__EXERCISE__:
In the text on the orchestrator's files and events, which file is written inside <job_dir> only after all pages complete successfully?

Log and Console Events
- Each
logs/<page_id>.log file is JSONL and can contain submit_start, submitted, poll, final, submit_error, poll_error, output_text_missing, retry_budget_extended, resume_state_repaired, and snippet_missing_on_resume.
- The orchestrator writes top-level JSON events to stdout:
orchestrator_start, orchestrator_complete, and orchestrator_incomplete.
Files Produced
Inside <job_dir> the orchestrator writes:
state/manifest.json
pages/page-*.png when --pdf-path is used
logs/<page_id>.log
responses/<page_id>.json
snippets/<page_id>.tex
final/body.tex after all pages complete successfully
Repo-Specific Notes
- Use
.agents/skills/openai-latex-transcription-background-orchestrator/scripts/orchestrate_background_latex_transcription.py as the canonical multi-job background orchestrator.
- Use
references/workflow-template.md for a concrete execution template.

__DATA LISTING__:
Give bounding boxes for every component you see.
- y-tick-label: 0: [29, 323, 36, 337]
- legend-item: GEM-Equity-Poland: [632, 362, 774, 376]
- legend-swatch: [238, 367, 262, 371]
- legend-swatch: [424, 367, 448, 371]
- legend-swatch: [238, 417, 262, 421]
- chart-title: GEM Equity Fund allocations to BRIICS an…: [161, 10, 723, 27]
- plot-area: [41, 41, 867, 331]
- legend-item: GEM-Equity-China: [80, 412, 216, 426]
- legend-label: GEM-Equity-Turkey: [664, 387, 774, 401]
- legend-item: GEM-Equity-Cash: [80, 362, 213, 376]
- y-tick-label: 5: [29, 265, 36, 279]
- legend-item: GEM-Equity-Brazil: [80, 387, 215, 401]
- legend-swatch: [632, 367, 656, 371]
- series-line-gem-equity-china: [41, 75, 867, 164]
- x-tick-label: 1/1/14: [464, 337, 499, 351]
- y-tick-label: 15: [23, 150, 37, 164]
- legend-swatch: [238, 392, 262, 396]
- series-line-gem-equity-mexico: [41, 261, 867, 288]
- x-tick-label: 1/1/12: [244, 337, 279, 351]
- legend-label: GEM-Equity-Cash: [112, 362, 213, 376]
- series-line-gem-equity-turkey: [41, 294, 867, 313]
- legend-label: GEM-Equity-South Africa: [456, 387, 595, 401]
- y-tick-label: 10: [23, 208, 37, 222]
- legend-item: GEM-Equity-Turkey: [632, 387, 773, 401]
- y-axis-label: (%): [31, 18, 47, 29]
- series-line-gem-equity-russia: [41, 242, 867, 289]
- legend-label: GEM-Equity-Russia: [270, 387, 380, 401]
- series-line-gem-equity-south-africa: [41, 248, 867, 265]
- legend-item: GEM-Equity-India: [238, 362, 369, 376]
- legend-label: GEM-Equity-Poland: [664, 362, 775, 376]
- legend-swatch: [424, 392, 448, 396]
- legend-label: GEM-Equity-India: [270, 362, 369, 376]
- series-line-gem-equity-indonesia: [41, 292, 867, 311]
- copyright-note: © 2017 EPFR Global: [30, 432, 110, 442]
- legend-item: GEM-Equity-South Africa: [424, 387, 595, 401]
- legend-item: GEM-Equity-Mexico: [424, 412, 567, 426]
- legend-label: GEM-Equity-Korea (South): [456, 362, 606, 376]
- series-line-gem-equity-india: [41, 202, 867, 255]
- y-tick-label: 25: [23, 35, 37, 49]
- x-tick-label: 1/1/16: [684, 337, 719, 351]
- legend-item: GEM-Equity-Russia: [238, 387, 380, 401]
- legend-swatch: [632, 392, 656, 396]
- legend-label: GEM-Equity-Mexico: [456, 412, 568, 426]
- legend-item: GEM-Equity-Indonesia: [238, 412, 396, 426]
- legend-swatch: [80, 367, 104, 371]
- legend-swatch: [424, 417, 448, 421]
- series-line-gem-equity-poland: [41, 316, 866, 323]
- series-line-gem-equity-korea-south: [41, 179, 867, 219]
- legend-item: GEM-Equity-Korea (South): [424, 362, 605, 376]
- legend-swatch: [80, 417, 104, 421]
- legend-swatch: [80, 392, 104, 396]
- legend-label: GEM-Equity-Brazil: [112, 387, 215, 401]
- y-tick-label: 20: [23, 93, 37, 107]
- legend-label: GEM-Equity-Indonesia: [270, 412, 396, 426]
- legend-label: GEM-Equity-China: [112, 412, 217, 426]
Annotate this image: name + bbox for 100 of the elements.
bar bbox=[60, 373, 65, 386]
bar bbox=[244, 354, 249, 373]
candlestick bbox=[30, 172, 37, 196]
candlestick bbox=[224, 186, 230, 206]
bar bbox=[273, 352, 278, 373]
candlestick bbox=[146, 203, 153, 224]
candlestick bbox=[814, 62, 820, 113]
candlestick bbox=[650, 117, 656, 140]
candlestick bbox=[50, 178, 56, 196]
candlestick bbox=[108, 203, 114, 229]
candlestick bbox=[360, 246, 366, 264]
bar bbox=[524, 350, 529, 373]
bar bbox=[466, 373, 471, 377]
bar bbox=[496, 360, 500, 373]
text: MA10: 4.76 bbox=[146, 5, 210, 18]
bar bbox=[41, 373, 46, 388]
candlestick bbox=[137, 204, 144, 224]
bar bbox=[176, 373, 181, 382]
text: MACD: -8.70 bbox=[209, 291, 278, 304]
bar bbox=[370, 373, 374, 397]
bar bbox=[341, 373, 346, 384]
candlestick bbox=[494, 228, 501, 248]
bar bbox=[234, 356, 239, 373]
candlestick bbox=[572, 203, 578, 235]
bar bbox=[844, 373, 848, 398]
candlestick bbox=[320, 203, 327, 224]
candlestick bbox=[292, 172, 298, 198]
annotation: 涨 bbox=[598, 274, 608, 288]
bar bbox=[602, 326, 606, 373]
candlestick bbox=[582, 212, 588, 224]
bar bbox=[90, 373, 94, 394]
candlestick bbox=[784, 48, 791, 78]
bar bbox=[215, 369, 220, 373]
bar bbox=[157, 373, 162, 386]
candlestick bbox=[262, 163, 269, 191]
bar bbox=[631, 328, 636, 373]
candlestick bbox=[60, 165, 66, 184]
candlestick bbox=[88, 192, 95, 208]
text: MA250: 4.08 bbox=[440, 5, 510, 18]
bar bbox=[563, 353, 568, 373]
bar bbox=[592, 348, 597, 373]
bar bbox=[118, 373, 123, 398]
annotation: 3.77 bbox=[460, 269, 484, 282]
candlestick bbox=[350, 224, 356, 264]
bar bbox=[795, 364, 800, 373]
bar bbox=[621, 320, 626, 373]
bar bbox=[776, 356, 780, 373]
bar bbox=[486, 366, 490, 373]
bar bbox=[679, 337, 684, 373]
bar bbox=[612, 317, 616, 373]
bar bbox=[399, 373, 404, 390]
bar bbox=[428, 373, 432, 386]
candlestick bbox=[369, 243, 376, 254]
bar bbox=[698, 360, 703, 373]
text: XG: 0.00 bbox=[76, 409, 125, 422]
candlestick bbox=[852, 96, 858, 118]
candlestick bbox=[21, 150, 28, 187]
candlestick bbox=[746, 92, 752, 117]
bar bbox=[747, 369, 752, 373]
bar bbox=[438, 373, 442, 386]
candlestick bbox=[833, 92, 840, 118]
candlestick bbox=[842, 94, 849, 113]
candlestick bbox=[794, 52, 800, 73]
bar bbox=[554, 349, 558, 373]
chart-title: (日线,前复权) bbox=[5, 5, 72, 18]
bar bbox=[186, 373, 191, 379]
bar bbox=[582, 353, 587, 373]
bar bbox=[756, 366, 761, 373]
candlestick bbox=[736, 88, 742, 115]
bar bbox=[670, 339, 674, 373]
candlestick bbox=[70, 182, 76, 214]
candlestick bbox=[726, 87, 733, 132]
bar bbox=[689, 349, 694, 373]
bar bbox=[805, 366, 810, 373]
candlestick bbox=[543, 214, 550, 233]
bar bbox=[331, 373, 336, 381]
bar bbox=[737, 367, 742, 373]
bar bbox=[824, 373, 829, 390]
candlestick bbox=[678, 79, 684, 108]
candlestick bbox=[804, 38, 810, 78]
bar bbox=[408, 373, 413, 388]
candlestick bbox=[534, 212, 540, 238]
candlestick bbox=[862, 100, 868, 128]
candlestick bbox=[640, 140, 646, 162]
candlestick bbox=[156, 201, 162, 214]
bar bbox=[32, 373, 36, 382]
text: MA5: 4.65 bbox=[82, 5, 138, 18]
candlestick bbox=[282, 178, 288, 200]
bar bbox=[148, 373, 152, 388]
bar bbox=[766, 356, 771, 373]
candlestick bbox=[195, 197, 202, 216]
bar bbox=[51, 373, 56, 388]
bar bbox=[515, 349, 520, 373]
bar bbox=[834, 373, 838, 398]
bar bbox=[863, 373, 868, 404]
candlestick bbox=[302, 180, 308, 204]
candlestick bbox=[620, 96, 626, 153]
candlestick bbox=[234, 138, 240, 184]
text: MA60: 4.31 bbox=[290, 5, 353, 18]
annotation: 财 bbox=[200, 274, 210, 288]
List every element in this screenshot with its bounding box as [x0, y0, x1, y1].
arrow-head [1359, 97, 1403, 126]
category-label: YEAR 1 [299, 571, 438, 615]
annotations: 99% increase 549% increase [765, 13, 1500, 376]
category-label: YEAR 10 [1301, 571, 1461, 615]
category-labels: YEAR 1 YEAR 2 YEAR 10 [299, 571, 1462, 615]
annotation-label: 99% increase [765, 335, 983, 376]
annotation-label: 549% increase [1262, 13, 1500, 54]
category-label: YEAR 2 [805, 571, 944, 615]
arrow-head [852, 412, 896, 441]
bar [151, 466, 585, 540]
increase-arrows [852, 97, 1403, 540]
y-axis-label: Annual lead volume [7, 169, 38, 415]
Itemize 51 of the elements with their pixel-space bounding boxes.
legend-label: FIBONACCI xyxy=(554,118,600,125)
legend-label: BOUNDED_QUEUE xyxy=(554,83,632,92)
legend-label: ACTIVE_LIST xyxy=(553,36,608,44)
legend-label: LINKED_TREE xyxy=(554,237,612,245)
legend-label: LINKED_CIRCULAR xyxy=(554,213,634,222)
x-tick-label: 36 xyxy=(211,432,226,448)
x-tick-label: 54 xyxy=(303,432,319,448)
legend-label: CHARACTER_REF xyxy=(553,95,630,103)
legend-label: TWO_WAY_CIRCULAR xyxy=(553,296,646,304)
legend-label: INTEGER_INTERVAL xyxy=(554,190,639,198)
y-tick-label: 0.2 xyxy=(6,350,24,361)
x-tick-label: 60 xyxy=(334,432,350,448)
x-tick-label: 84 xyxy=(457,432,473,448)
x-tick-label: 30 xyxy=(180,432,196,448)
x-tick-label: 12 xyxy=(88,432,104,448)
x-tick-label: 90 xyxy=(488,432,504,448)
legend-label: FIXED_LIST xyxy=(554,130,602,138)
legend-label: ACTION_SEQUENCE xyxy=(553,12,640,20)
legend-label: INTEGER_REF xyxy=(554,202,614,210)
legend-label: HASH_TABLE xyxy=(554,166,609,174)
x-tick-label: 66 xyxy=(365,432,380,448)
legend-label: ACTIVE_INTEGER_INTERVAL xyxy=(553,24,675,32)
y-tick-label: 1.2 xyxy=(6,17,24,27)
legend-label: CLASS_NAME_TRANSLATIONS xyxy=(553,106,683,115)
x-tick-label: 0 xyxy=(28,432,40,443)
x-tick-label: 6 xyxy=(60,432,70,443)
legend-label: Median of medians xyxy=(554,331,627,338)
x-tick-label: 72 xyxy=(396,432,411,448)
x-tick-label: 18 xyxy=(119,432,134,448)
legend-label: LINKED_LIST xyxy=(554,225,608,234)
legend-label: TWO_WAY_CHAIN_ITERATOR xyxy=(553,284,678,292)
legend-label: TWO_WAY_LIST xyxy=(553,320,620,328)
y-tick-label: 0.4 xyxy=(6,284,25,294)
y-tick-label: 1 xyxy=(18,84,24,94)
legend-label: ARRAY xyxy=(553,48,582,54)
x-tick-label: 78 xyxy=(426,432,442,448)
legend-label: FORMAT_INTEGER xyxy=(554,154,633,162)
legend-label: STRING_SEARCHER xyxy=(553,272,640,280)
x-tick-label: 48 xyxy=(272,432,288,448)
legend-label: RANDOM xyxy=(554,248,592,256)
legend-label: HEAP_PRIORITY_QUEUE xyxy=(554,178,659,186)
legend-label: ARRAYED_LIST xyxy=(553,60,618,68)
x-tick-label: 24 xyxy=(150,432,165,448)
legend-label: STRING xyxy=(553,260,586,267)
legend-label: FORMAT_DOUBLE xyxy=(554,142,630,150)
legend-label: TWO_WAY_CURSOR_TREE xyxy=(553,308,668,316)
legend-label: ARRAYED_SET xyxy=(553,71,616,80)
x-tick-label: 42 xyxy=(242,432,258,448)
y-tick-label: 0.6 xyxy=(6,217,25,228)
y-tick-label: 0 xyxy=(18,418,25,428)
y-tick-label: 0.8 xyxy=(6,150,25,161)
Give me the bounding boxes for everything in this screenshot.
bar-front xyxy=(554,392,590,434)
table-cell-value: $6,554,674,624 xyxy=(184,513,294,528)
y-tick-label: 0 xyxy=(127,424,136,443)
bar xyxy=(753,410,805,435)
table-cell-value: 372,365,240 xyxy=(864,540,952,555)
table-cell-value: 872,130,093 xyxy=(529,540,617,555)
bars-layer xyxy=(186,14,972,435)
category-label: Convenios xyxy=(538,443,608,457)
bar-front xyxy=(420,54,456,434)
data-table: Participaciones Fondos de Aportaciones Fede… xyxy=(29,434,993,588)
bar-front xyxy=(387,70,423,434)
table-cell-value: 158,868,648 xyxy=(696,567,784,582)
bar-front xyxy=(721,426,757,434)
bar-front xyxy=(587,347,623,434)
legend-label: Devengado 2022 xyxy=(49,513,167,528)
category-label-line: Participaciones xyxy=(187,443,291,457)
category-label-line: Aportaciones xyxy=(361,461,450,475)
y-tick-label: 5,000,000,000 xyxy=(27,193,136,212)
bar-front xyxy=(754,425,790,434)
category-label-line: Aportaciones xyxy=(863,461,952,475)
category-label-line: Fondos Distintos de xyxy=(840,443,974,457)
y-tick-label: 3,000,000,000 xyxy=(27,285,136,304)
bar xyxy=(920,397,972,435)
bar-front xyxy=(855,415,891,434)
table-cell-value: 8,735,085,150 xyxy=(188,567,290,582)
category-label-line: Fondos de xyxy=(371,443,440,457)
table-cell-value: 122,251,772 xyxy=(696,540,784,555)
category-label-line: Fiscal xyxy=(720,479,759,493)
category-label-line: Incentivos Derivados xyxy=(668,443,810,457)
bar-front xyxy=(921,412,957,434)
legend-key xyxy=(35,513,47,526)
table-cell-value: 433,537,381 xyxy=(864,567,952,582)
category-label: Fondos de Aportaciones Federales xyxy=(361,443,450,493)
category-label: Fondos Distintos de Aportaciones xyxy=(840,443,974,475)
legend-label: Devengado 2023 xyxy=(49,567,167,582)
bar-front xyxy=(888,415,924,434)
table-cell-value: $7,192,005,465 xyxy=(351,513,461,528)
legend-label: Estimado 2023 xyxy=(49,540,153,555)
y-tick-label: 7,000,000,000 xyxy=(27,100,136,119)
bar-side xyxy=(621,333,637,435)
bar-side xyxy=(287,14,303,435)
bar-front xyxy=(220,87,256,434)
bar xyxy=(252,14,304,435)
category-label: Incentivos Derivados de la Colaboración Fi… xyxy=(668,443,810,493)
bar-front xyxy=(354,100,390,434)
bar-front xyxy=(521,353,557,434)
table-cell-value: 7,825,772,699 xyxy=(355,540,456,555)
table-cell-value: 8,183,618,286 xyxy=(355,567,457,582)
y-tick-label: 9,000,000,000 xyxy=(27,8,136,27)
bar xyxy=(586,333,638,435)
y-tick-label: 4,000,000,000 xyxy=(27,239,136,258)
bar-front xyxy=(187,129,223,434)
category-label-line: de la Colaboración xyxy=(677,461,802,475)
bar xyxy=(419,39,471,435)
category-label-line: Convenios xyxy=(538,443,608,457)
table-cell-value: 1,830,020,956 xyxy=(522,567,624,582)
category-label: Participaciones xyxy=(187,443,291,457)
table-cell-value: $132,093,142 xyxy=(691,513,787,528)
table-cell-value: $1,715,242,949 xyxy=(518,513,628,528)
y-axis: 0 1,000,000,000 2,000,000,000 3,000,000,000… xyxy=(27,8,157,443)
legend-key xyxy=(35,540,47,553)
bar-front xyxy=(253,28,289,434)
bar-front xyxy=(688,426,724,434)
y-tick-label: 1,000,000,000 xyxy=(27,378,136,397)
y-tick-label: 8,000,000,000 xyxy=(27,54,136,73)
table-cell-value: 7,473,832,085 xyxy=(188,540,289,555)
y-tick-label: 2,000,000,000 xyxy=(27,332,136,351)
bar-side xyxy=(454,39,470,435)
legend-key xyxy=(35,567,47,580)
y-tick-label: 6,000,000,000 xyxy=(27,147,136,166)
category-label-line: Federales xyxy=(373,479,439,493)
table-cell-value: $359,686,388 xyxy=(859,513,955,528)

__RESULT FOR THIS EXERCISE__:
final/body.tex